**Objective**
Using the listing below, report all lines holding the word "incl".

--- BEGIN ---

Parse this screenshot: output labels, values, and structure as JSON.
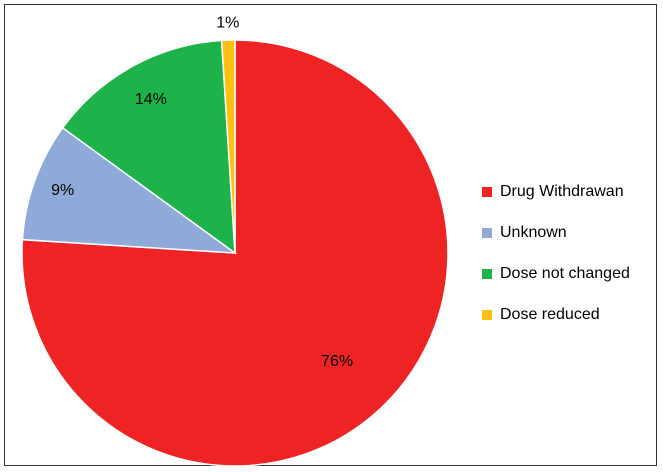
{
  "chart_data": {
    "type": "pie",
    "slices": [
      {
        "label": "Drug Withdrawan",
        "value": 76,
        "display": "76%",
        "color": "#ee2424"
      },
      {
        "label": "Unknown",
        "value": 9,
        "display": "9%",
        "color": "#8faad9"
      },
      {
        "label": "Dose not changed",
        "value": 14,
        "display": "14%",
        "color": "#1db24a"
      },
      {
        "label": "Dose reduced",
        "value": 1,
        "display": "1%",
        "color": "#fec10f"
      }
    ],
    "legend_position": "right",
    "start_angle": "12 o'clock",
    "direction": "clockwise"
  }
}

--- END ---
--- BEGIN ---

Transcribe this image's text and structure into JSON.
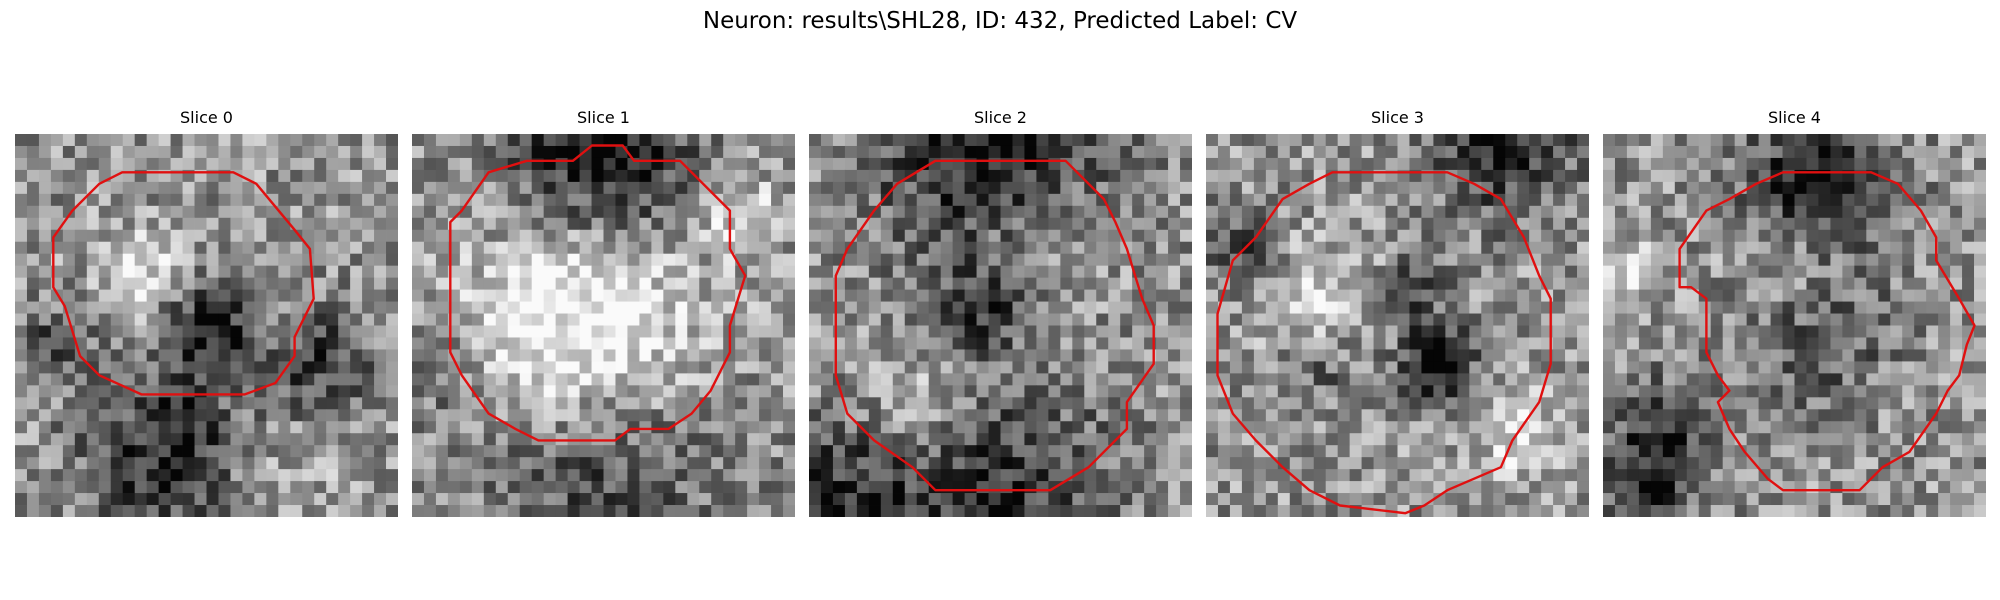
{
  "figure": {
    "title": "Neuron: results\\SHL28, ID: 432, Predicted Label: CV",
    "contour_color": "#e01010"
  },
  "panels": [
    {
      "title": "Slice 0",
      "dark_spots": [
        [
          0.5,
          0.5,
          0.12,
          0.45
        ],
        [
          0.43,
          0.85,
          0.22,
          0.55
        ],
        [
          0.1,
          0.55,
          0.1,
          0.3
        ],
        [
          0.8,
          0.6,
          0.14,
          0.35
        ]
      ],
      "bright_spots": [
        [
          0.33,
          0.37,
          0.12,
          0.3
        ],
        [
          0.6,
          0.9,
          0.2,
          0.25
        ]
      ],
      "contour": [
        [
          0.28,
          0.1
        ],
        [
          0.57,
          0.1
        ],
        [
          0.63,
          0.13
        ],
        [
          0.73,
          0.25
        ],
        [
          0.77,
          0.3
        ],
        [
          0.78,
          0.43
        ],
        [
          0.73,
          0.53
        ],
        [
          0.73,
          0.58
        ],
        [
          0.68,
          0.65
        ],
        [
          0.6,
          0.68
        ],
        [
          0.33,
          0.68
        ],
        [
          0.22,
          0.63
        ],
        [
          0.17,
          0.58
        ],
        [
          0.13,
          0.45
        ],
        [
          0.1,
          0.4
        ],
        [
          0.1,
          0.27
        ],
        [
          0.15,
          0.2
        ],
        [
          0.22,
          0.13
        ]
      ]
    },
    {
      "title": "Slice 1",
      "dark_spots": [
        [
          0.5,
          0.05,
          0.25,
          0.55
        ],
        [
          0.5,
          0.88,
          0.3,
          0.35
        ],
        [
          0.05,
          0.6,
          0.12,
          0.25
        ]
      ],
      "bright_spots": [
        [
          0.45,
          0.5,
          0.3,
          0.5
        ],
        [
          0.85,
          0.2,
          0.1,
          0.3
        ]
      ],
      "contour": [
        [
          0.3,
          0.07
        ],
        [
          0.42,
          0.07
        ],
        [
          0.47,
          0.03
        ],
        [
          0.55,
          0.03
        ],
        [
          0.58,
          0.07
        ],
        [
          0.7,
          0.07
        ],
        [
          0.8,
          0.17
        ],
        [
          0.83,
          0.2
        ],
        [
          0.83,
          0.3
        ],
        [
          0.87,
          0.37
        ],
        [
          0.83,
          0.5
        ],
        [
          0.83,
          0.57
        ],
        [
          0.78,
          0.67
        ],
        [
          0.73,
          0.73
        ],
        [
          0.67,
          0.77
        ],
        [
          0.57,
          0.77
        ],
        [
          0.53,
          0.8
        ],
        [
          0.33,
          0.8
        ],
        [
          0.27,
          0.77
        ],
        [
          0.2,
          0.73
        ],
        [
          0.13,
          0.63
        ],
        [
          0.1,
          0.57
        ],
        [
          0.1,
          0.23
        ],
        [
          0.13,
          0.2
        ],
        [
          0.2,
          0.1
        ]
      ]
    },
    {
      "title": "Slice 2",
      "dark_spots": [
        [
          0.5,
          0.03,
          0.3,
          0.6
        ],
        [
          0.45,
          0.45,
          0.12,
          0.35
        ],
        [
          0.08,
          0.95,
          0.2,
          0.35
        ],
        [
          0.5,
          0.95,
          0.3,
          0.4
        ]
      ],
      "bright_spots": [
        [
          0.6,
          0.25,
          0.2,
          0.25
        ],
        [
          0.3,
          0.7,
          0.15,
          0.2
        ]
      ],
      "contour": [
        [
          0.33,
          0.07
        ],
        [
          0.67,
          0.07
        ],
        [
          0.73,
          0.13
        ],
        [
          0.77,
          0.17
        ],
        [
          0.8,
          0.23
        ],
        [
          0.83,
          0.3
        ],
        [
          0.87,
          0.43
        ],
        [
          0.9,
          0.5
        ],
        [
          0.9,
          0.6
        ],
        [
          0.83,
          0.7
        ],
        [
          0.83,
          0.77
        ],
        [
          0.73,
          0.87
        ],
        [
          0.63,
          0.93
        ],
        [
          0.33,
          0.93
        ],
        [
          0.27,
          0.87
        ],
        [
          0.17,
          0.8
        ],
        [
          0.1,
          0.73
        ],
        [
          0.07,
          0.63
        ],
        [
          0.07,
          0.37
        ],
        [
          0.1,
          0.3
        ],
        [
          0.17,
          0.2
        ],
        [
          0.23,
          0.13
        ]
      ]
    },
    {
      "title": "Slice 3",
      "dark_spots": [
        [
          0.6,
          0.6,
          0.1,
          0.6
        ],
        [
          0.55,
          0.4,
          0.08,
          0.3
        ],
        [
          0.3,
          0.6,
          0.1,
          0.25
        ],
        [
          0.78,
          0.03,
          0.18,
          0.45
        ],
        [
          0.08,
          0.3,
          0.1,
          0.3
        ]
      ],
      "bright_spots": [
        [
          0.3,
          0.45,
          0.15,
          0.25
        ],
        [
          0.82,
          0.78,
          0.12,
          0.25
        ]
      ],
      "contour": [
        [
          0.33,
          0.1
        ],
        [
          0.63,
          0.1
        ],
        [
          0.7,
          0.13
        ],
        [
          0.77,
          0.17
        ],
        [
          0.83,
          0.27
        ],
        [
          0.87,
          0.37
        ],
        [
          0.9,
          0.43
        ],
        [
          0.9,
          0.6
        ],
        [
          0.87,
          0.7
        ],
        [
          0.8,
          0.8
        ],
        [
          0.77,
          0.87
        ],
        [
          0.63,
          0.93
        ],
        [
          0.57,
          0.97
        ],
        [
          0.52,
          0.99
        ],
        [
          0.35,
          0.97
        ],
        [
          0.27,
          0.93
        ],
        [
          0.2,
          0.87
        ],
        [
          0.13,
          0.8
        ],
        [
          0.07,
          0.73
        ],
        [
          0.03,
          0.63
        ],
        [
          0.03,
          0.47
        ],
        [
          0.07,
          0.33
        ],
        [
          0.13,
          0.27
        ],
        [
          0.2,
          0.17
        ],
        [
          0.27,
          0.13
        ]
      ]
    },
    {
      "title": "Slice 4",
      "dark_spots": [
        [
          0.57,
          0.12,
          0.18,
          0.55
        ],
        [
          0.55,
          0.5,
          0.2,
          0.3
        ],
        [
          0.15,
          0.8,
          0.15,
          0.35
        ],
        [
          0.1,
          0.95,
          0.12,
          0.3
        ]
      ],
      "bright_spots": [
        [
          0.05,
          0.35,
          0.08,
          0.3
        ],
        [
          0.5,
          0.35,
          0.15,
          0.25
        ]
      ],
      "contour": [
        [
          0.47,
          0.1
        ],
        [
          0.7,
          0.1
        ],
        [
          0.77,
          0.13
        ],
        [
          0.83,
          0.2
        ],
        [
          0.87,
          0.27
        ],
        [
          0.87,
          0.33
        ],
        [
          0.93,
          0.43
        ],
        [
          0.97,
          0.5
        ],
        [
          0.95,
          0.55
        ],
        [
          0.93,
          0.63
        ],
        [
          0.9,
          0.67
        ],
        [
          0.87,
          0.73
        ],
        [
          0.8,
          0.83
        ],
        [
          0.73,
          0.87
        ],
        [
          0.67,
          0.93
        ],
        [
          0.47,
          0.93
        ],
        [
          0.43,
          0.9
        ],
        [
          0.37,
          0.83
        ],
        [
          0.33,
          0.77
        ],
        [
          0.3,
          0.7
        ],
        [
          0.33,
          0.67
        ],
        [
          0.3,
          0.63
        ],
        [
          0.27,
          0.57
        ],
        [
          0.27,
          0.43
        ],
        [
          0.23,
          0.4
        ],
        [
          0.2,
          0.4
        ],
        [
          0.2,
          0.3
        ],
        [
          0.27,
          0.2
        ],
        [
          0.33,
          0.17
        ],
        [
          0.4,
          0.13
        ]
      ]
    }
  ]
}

--- END ---
--- BEGIN ---

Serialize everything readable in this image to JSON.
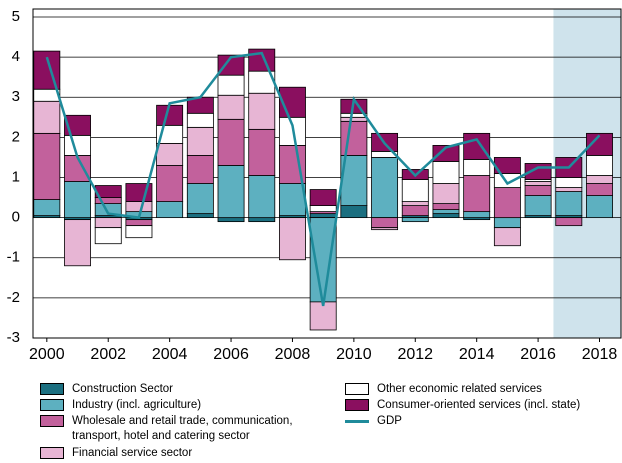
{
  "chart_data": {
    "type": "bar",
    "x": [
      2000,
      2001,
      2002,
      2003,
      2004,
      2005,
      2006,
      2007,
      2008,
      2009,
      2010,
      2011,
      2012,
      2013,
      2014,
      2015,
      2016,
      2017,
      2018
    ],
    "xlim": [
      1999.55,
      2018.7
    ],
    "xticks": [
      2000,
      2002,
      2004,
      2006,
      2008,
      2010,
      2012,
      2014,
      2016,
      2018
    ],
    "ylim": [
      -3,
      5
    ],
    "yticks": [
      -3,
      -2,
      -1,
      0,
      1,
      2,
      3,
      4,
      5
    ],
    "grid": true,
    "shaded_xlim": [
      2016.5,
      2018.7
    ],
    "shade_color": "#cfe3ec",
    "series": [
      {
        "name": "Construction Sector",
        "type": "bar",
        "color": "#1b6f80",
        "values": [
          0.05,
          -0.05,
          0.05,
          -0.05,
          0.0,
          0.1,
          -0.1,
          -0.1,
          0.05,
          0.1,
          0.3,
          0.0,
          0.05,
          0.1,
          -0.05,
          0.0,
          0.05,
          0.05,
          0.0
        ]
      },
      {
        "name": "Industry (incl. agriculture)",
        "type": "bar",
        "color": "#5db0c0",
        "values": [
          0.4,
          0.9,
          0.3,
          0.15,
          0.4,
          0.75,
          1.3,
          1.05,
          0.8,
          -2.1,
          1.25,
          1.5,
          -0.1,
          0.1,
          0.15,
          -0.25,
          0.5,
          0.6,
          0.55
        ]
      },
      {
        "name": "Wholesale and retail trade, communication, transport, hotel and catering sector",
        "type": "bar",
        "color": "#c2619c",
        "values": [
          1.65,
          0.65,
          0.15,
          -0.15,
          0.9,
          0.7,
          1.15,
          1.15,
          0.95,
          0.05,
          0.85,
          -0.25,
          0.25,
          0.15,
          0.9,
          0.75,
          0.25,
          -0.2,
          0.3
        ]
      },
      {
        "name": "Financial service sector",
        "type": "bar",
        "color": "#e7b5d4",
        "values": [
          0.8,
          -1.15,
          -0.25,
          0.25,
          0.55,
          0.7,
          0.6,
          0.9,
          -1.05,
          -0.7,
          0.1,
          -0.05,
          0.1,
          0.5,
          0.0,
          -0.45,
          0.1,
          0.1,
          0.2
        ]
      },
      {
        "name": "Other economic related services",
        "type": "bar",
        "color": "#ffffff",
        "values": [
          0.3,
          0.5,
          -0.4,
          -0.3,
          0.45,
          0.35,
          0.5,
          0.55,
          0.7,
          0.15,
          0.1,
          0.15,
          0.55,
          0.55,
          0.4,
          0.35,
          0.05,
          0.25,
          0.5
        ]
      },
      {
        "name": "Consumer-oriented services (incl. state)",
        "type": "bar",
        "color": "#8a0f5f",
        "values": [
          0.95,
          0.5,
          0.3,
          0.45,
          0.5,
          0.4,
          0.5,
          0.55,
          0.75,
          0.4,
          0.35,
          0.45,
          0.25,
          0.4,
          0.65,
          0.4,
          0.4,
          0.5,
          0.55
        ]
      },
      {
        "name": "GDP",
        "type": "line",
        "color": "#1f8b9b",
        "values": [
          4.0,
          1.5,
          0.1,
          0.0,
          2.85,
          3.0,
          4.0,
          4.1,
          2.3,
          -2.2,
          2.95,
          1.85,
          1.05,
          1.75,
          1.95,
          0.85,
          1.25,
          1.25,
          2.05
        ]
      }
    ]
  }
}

--- END ---

**Exercise solution**
        "name": "Industry (incl. agriculture)",
        "name": "Consumer-oriented services (incl. state)",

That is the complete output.